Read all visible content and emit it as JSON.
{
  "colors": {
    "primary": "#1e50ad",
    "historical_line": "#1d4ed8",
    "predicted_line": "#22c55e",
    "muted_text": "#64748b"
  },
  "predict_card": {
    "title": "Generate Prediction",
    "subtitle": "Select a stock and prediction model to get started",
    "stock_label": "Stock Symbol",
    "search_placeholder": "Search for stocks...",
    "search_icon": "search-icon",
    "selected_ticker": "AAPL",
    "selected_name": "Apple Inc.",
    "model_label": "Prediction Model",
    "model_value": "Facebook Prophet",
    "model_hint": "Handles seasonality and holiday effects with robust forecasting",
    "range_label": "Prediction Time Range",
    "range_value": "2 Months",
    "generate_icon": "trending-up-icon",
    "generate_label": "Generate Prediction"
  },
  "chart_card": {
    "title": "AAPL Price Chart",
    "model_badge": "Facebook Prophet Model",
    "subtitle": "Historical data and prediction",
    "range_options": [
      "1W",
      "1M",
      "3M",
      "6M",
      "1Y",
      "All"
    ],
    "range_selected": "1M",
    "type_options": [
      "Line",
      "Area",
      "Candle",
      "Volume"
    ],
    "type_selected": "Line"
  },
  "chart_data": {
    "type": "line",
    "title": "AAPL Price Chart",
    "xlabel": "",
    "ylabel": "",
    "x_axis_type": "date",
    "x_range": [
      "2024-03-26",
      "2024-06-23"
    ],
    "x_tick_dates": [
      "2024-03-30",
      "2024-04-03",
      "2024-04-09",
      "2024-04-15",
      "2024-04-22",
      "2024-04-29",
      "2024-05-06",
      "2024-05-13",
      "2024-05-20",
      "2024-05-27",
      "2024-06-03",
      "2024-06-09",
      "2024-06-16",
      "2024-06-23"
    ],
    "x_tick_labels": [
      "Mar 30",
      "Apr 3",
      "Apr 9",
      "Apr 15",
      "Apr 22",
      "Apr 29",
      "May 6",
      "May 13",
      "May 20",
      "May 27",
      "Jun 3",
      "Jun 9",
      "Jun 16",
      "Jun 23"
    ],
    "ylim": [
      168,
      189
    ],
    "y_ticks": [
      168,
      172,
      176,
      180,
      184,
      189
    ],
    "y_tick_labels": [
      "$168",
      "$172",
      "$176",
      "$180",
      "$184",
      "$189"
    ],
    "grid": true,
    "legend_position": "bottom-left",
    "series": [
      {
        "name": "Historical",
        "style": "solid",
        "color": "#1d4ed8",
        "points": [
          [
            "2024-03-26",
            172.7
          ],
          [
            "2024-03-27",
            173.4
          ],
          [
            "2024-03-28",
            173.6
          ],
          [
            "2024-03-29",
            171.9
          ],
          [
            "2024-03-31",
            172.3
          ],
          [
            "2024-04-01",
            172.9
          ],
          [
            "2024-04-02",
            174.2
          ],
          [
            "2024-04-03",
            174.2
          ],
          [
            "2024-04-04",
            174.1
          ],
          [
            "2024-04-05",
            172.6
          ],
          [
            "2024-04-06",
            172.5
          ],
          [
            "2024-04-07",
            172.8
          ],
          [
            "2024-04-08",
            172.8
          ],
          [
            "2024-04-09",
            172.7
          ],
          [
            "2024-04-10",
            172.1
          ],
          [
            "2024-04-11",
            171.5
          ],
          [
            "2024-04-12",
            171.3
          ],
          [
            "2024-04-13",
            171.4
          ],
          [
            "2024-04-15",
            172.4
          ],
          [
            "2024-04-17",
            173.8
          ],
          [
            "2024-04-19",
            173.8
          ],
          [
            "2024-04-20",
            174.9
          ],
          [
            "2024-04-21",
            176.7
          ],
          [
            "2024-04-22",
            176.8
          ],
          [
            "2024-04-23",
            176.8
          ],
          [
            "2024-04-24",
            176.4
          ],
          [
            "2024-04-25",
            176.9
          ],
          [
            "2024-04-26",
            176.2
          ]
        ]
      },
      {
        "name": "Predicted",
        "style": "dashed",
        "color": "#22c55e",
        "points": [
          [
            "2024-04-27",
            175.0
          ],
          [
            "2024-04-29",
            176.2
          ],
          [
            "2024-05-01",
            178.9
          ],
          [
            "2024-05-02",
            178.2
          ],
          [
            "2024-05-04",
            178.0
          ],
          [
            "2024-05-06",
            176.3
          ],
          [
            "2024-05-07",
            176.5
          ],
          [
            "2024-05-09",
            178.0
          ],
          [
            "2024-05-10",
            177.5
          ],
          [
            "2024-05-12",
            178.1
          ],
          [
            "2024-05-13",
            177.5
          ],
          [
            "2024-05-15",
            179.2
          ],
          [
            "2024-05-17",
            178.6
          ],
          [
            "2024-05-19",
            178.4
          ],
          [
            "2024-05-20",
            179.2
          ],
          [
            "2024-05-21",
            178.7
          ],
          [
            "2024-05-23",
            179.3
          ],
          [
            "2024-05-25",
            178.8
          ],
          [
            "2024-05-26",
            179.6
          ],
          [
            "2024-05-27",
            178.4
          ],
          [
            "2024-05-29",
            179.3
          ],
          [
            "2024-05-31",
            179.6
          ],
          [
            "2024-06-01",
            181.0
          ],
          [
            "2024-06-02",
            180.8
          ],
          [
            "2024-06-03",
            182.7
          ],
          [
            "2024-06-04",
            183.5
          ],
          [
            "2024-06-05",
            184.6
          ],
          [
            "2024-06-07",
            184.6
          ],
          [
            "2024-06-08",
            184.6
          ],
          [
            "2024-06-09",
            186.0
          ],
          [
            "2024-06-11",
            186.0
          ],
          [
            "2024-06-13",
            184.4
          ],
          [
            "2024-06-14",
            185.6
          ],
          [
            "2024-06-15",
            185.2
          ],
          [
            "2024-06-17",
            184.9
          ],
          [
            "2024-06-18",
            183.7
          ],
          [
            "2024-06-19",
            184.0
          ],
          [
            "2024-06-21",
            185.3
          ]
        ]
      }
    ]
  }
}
┄┄┄┄┄┄
• [TO BE DONE]: Repeat the material word for word, in full.

• [RESULT FOR THIS TASK]:
Read all visible content and emit it as JSON.
{
  "colors": {
    "primary": "#1e50ad",
    "historical_line": "#1d4ed8",
    "predicted_line": "#22c55e",
    "muted_text": "#64748b"
  },
  "predict_card": {
    "title": "Generate Prediction",
    "subtitle": "Select a stock and prediction model to get started",
    "stock_label": "Stock Symbol",
    "search_placeholder": "Search for stocks...",
    "search_icon": "search-icon",
    "selected_ticker": "AAPL",
    "selected_name": "Apple Inc.",
    "model_label": "Prediction Model",
    "model_value": "Facebook Prophet",
    "model_hint": "Handles seasonality and holiday effects with robust forecasting",
    "range_label": "Prediction Time Range",
    "range_value": "2 Months",
    "generate_icon": "trending-up-icon",
    "generate_label": "Generate Prediction"
  },
  "chart_card": {
    "title": "AAPL Price Chart",
    "model_badge": "Facebook Prophet Model",
    "subtitle": "Historical data and prediction",
    "range_options": [
      "1W",
      "1M",
      "3M",
      "6M",
      "1Y",
      "All"
    ],
    "range_selected": "1M",
    "type_options": [
      "Line",
      "Area",
      "Candle",
      "Volume"
    ],
    "type_selected": "Line"
  },
  "chart_data": {
    "type": "line",
    "title": "AAPL Price Chart",
    "xlabel": "",
    "ylabel": "",
    "x_axis_type": "date",
    "x_range": [
      "2024-03-26",
      "2024-06-23"
    ],
    "x_tick_dates": [
      "2024-03-30",
      "2024-04-03",
      "2024-04-09",
      "2024-04-15",
      "2024-04-22",
      "2024-04-29",
      "2024-05-06",
      "2024-05-13",
      "2024-05-20",
      "2024-05-27",
      "2024-06-03",
      "2024-06-09",
      "2024-06-16",
      "2024-06-23"
    ],
    "x_tick_labels": [
      "Mar 30",
      "Apr 3",
      "Apr 9",
      "Apr 15",
      "Apr 22",
      "Apr 29",
      "May 6",
      "May 13",
      "May 20",
      "May 27",
      "Jun 3",
      "Jun 9",
      "Jun 16",
      "Jun 23"
    ],
    "ylim": [
      168,
      189
    ],
    "y_ticks": [
      168,
      172,
      176,
      180,
      184,
      189
    ],
    "y_tick_labels": [
      "$168",
      "$172",
      "$176",
      "$180",
      "$184",
      "$189"
    ],
    "grid": true,
    "legend_position": "bottom-left",
    "series": [
      {
        "name": "Historical",
        "style": "solid",
        "color": "#1d4ed8",
        "points": [
          [
            "2024-03-26",
            172.7
          ],
          [
            "2024-03-27",
            173.4
          ],
          [
            "2024-03-28",
            173.6
          ],
          [
            "2024-03-29",
            171.9
          ],
          [
            "2024-03-31",
            172.3
          ],
          [
            "2024-04-01",
            172.9
          ],
          [
            "2024-04-02",
            174.2
          ],
          [
            "2024-04-03",
            174.2
          ],
          [
            "2024-04-04",
            174.1
          ],
          [
            "2024-04-05",
            172.6
          ],
          [
            "2024-04-06",
            172.5
          ],
          [
            "2024-04-07",
            172.8
          ],
          [
            "2024-04-08",
            172.8
          ],
          [
            "2024-04-09",
            172.7
          ],
          [
            "2024-04-10",
            172.1
          ],
          [
            "2024-04-11",
            171.5
          ],
          [
            "2024-04-12",
            171.3
          ],
          [
            "2024-04-13",
            171.4
          ],
          [
            "2024-04-15",
            172.4
          ],
          [
            "2024-04-17",
            173.8
          ],
          [
            "2024-04-19",
            173.8
          ],
          [
            "2024-04-20",
            174.9
          ],
          [
            "2024-04-21",
            176.7
          ],
          [
            "2024-04-22",
            176.8
          ],
          [
            "2024-04-23",
            176.8
          ],
          [
            "2024-04-24",
            176.4
          ],
          [
            "2024-04-25",
            176.9
          ],
          [
            "2024-04-26",
            176.2
          ]
        ]
      },
      {
        "name": "Predicted",
        "style": "dashed",
        "color": "#22c55e",
        "points": [
          [
            "2024-04-27",
            175.0
          ],
          [
            "2024-04-29",
            176.2
          ],
          [
            "2024-05-01",
            178.9
          ],
          [
            "2024-05-02",
            178.2
          ],
          [
            "2024-05-04",
            178.0
          ],
          [
            "2024-05-06",
            176.3
          ],
          [
            "2024-05-07",
            176.5
          ],
          [
            "2024-05-09",
            178.0
          ],
          [
            "2024-05-10",
            177.5
          ],
          [
            "2024-05-12",
            178.1
          ],
          [
            "2024-05-13",
            177.5
          ],
          [
            "2024-05-15",
            179.2
          ],
          [
            "2024-05-17",
            178.6
          ],
          [
            "2024-05-19",
            178.4
          ],
          [
            "2024-05-20",
            179.2
          ],
          [
            "2024-05-21",
            178.7
          ],
          [
            "2024-05-23",
            179.3
          ],
          [
            "2024-05-25",
            178.8
          ],
          [
            "2024-05-26",
            179.6
          ],
          [
            "2024-05-27",
            178.4
          ],
          [
            "2024-05-29",
            179.3
          ],
          [
            "2024-05-31",
            179.6
          ],
          [
            "2024-06-01",
            181.0
          ],
          [
            "2024-06-02",
            180.8
          ],
          [
            "2024-06-03",
            182.7
          ],
          [
            "2024-06-04",
            183.5
          ],
          [
            "2024-06-05",
            184.6
          ],
          [
            "2024-06-07",
            184.6
          ],
          [
            "2024-06-08",
            184.6
          ],
          [
            "2024-06-09",
            186.0
          ],
          [
            "2024-06-11",
            186.0
          ],
          [
            "2024-06-13",
            184.4
          ],
          [
            "2024-06-14",
            185.6
          ],
          [
            "2024-06-15",
            185.2
          ],
          [
            "2024-06-17",
            184.9
          ],
          [
            "2024-06-18",
            183.7
          ],
          [
            "2024-06-19",
            184.0
          ],
          [
            "2024-06-21",
            185.3
          ]
        ]
      }
    ]
  }
}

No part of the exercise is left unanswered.